____ PROVIDED INFORMATION

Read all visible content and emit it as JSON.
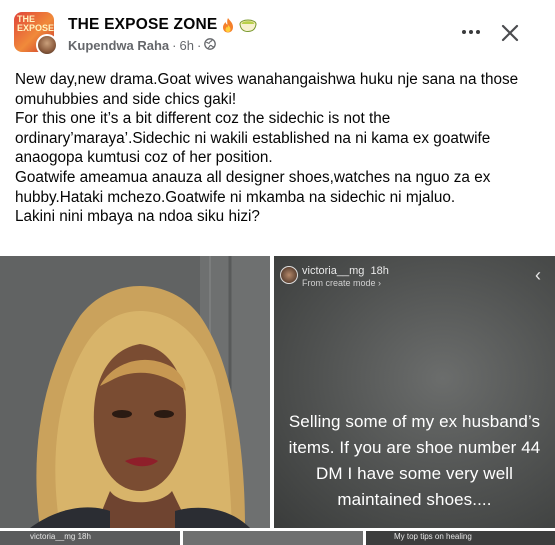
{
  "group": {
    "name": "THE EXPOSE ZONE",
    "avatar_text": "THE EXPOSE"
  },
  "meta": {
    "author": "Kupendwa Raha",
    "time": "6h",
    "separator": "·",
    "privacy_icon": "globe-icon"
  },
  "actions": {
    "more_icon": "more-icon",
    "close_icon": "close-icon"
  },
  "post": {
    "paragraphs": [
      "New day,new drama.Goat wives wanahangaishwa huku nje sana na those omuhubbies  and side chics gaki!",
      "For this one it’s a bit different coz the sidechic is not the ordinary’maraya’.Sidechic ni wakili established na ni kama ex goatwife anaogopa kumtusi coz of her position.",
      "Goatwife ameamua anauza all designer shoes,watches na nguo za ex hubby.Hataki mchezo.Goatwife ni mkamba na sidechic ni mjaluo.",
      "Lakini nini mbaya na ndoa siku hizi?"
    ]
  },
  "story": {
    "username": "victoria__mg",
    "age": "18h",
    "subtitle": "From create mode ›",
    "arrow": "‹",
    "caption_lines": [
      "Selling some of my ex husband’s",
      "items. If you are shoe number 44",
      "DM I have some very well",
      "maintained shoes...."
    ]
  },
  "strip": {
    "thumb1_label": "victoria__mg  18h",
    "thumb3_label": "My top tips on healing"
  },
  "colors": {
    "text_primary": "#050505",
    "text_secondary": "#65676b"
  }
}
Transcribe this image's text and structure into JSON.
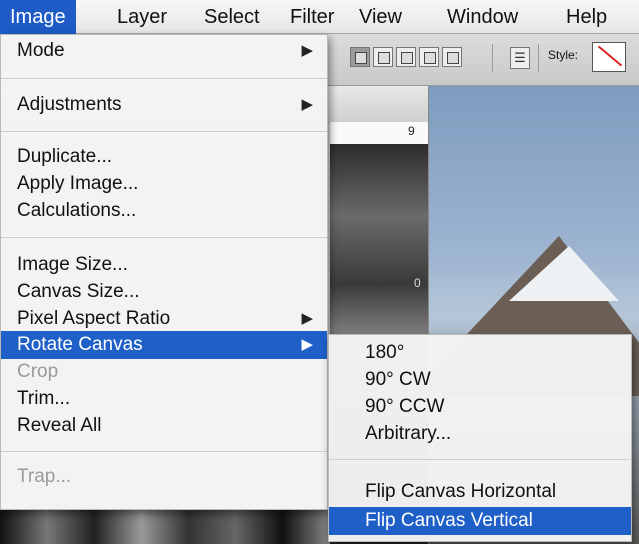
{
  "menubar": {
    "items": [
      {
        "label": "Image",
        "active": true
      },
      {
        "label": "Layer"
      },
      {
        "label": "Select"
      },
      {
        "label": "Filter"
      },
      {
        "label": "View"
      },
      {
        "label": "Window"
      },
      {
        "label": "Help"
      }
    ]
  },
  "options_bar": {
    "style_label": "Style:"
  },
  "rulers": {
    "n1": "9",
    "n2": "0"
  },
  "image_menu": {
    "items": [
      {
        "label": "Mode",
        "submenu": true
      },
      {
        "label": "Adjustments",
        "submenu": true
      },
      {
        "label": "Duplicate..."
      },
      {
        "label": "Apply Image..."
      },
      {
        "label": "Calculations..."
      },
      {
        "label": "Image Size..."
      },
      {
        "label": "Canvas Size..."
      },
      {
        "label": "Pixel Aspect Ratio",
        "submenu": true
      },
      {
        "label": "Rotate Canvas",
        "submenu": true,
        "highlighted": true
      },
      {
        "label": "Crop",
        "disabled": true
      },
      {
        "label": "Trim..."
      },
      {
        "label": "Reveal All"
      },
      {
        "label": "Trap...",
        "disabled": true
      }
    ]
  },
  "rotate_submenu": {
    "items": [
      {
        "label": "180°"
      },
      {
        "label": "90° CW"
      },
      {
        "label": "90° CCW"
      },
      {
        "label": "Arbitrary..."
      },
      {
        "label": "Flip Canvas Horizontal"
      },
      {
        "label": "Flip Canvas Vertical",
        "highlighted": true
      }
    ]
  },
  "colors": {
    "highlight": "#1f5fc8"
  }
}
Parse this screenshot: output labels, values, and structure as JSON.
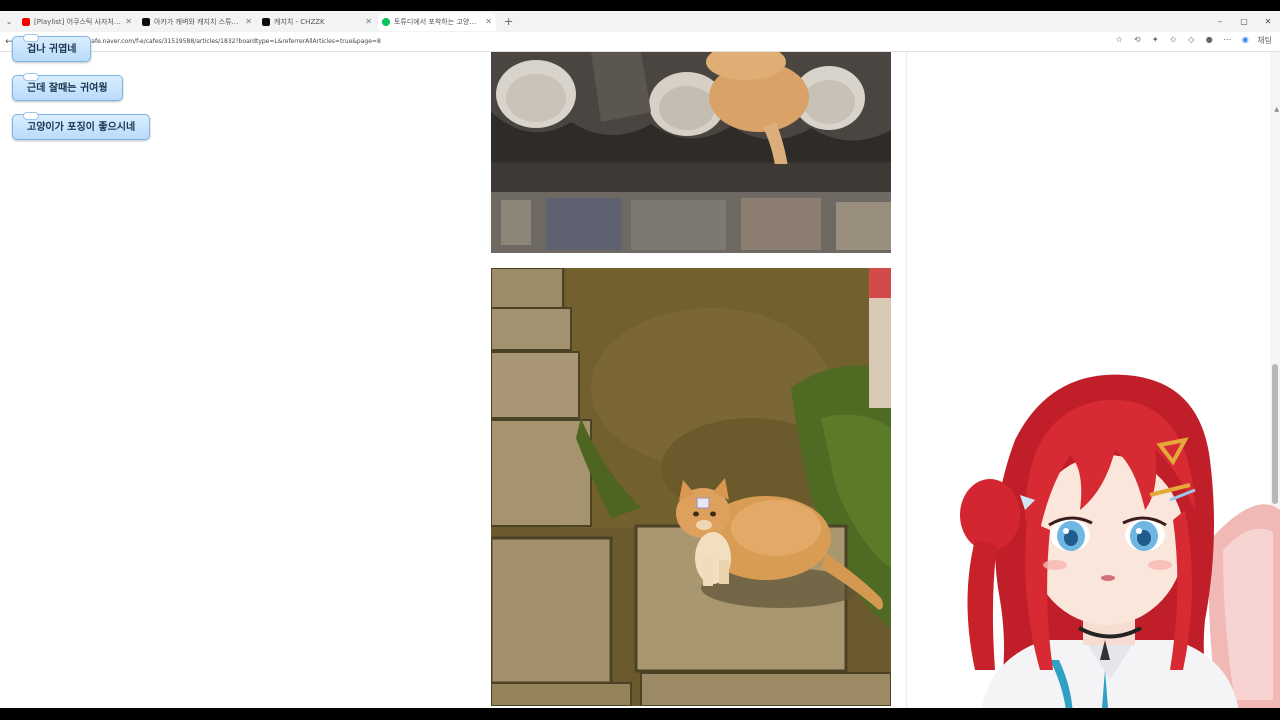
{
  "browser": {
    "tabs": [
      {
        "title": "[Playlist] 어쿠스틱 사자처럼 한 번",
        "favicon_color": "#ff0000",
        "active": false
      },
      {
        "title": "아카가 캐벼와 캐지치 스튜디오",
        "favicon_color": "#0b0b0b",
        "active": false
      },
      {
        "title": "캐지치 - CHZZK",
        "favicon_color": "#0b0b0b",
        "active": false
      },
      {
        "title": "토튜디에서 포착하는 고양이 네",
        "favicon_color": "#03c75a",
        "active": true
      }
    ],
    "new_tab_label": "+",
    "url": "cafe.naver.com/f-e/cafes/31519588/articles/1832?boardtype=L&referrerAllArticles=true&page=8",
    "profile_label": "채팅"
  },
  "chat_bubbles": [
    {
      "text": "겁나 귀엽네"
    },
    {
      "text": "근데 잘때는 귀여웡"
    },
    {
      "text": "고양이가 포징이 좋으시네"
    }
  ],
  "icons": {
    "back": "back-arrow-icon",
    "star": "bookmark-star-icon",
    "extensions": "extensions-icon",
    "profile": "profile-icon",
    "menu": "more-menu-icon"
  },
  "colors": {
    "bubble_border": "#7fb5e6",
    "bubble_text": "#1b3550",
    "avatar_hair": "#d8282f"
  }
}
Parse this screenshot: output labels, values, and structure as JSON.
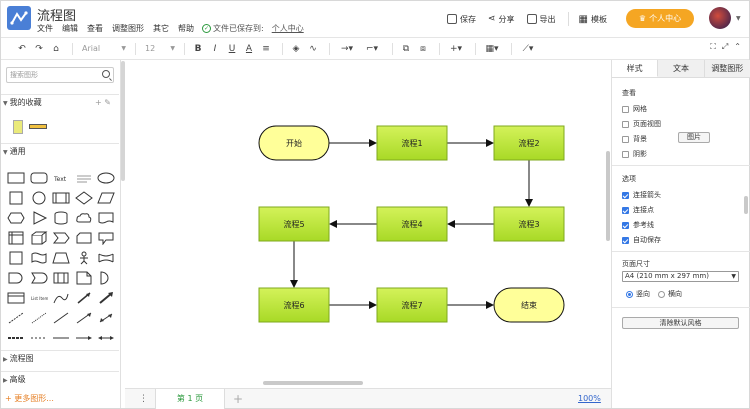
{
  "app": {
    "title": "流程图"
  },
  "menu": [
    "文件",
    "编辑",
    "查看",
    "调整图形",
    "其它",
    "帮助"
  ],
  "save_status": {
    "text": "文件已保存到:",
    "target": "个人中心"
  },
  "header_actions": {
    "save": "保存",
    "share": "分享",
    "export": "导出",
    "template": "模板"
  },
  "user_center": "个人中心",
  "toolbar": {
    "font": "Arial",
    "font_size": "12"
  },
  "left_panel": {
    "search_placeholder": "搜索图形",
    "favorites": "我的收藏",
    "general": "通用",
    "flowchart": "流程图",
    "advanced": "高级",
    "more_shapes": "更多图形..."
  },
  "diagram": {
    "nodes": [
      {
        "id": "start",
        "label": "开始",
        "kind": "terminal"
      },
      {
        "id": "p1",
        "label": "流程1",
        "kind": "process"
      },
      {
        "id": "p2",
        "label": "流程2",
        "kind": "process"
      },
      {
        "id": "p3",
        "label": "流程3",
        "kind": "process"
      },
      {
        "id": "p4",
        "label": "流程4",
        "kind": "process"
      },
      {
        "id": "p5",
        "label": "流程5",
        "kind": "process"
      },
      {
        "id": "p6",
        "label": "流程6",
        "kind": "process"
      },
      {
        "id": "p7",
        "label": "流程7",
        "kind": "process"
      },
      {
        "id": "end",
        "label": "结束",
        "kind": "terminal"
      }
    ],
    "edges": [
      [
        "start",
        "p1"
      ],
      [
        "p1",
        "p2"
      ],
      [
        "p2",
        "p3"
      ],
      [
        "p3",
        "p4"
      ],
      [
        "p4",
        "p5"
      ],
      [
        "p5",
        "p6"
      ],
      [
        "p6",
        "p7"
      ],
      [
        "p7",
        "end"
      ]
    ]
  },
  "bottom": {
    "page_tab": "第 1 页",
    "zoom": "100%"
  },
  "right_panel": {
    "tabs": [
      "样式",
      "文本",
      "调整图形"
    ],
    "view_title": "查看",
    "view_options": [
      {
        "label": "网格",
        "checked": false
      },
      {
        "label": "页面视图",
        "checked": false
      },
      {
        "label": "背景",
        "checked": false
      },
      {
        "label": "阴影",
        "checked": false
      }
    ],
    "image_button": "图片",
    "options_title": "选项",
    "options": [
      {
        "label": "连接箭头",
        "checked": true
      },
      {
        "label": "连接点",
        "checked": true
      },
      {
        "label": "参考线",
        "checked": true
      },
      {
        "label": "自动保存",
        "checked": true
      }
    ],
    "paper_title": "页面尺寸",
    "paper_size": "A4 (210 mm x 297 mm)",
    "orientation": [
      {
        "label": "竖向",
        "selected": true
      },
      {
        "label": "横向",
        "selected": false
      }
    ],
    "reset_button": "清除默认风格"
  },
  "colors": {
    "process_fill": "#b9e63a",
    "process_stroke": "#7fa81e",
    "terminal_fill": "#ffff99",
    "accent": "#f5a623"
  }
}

________

WORK REQUIRED -
Transcribe the listing above verbatim. Omit the pictures.

RESULT BELOW -
Read all visible content and emit it as JSON.
{
  "group": {
    "name": "THE EXPOSE ZONE",
    "avatar_text": "THE EXPOSE"
  },
  "meta": {
    "author": "Kupendwa Raha",
    "time": "6h",
    "separator": "·",
    "privacy_icon": "globe-icon"
  },
  "actions": {
    "more_icon": "more-icon",
    "close_icon": "close-icon"
  },
  "post": {
    "paragraphs": [
      "New day,new drama.Goat wives wanahangaishwa huku nje sana na those omuhubbies  and side chics gaki!",
      "For this one it’s a bit different coz the sidechic is not the ordinary’maraya’.Sidechic ni wakili established na ni kama ex goatwife anaogopa kumtusi coz of her position.",
      "Goatwife ameamua anauza all designer shoes,watches na nguo za ex hubby.Hataki mchezo.Goatwife ni mkamba na sidechic ni mjaluo.",
      "Lakini nini mbaya na ndoa siku hizi?"
    ]
  },
  "story": {
    "username": "victoria__mg",
    "age": "18h",
    "subtitle": "From create mode ›",
    "arrow": "‹",
    "caption_lines": [
      "Selling some of my ex husband’s",
      "items. If you are shoe number 44",
      "DM I have some very well",
      "maintained shoes...."
    ]
  },
  "strip": {
    "thumb1_label": "victoria__mg  18h",
    "thumb3_label": "My top tips on healing"
  },
  "colors": {
    "text_primary": "#050505",
    "text_secondary": "#65676b"
  }
}
Transcribe this image's text and structure into JSON.
{
  "menubar": {
    "items": [
      {
        "label": "Image",
        "active": true
      },
      {
        "label": "Layer"
      },
      {
        "label": "Select"
      },
      {
        "label": "Filter"
      },
      {
        "label": "View"
      },
      {
        "label": "Window"
      },
      {
        "label": "Help"
      }
    ]
  },
  "options_bar": {
    "style_label": "Style:"
  },
  "rulers": {
    "n1": "9",
    "n2": "0"
  },
  "image_menu": {
    "items": [
      {
        "label": "Mode",
        "submenu": true
      },
      {
        "label": "Adjustments",
        "submenu": true
      },
      {
        "label": "Duplicate..."
      },
      {
        "label": "Apply Image..."
      },
      {
        "label": "Calculations..."
      },
      {
        "label": "Image Size..."
      },
      {
        "label": "Canvas Size..."
      },
      {
        "label": "Pixel Aspect Ratio",
        "submenu": true
      },
      {
        "label": "Rotate Canvas",
        "submenu": true,
        "highlighted": true
      },
      {
        "label": "Crop",
        "disabled": true
      },
      {
        "label": "Trim..."
      },
      {
        "label": "Reveal All"
      },
      {
        "label": "Trap...",
        "disabled": true
      }
    ]
  },
  "rotate_submenu": {
    "items": [
      {
        "label": "180°"
      },
      {
        "label": "90° CW"
      },
      {
        "label": "90° CCW"
      },
      {
        "label": "Arbitrary..."
      },
      {
        "label": "Flip Canvas Horizontal"
      },
      {
        "label": "Flip Canvas Vertical",
        "highlighted": true
      }
    ]
  },
  "colors": {
    "highlight": "#1f5fc8"
  }
}
Parse this screenshot: output labels, values, and structure as JSON.
{
  "browser": {
    "tabs": [
      {
        "title": "[Playlist] 어쿠스틱 사자처럼 한 번",
        "favicon_color": "#ff0000",
        "active": false
      },
      {
        "title": "아카가 캐벼와 캐지치 스튜디오",
        "favicon_color": "#0b0b0b",
        "active": false
      },
      {
        "title": "캐지치 - CHZZK",
        "favicon_color": "#0b0b0b",
        "active": false
      },
      {
        "title": "토튜디에서 포착하는 고양이 네",
        "favicon_color": "#03c75a",
        "active": true
      }
    ],
    "new_tab_label": "+",
    "url": "cafe.naver.com/f-e/cafes/31519588/articles/1832?boardtype=L&referrerAllArticles=true&page=8",
    "profile_label": "채팅"
  },
  "chat_bubbles": [
    {
      "text": "겁나 귀엽네"
    },
    {
      "text": "근데 잘때는 귀여웡"
    },
    {
      "text": "고양이가 포징이 좋으시네"
    }
  ],
  "icons": {
    "back": "back-arrow-icon",
    "star": "bookmark-star-icon",
    "extensions": "extensions-icon",
    "profile": "profile-icon",
    "menu": "more-menu-icon"
  },
  "colors": {
    "bubble_border": "#7fb5e6",
    "bubble_text": "#1b3550",
    "avatar_hair": "#d8282f"
  }
}
Parse this screenshot: output labels, values, and structure as JSON.
{
  "app": {
    "title": "流程图"
  },
  "menu": [
    "文件",
    "编辑",
    "查看",
    "调整图形",
    "其它",
    "帮助"
  ],
  "save_status": {
    "text": "文件已保存到:",
    "target": "个人中心"
  },
  "header_actions": {
    "save": "保存",
    "share": "分享",
    "export": "导出",
    "template": "模板"
  },
  "user_center": "个人中心",
  "toolbar": {
    "font": "Arial",
    "font_size": "12"
  },
  "left_panel": {
    "search_placeholder": "搜索图形",
    "favorites": "我的收藏",
    "general": "通用",
    "flowchart": "流程图",
    "advanced": "高级",
    "more_shapes": "更多图形..."
  },
  "diagram": {
    "nodes": [
      {
        "id": "start",
        "label": "开始",
        "kind": "terminal"
      },
      {
        "id": "p1",
        "label": "流程1",
        "kind": "process"
      },
      {
        "id": "p2",
        "label": "流程2",
        "kind": "process"
      },
      {
        "id": "p3",
        "label": "流程3",
        "kind": "process"
      },
      {
        "id": "p4",
        "label": "流程4",
        "kind": "process"
      },
      {
        "id": "p5",
        "label": "流程5",
        "kind": "process"
      },
      {
        "id": "p6",
        "label": "流程6",
        "kind": "process"
      },
      {
        "id": "p7",
        "label": "流程7",
        "kind": "process"
      },
      {
        "id": "end",
        "label": "结束",
        "kind": "terminal"
      }
    ],
    "edges": [
      [
        "start",
        "p1"
      ],
      [
        "p1",
        "p2"
      ],
      [
        "p2",
        "p3"
      ],
      [
        "p3",
        "p4"
      ],
      [
        "p4",
        "p5"
      ],
      [
        "p5",
        "p6"
      ],
      [
        "p6",
        "p7"
      ],
      [
        "p7",
        "end"
      ]
    ]
  },
  "bottom": {
    "page_tab": "第 1 页",
    "zoom": "100%"
  },
  "right_panel": {
    "tabs": [
      "样式",
      "文本",
      "调整图形"
    ],
    "view_title": "查看",
    "view_options": [
      {
        "label": "网格",
        "checked": false
      },
      {
        "label": "页面视图",
        "checked": false
      },
      {
        "label": "背景",
        "checked": false
      },
      {
        "label": "阴影",
        "checked": false
      }
    ],
    "image_button": "图片",
    "options_title": "选项",
    "options": [
      {
        "label": "连接箭头",
        "checked": true
      },
      {
        "label": "连接点",
        "checked": true
      },
      {
        "label": "参考线",
        "checked": true
      },
      {
        "label": "自动保存",
        "checked": true
      }
    ],
    "paper_title": "页面尺寸",
    "paper_size": "A4 (210 mm x 297 mm)",
    "orientation": [
      {
        "label": "竖向",
        "selected": true
      },
      {
        "label": "横向",
        "selected": false
      }
    ],
    "reset_button": "清除默认风格"
  },
  "colors": {
    "process_fill": "#b9e63a",
    "process_stroke": "#7fa81e",
    "terminal_fill": "#ffff99",
    "accent": "#f5a623"
  }
}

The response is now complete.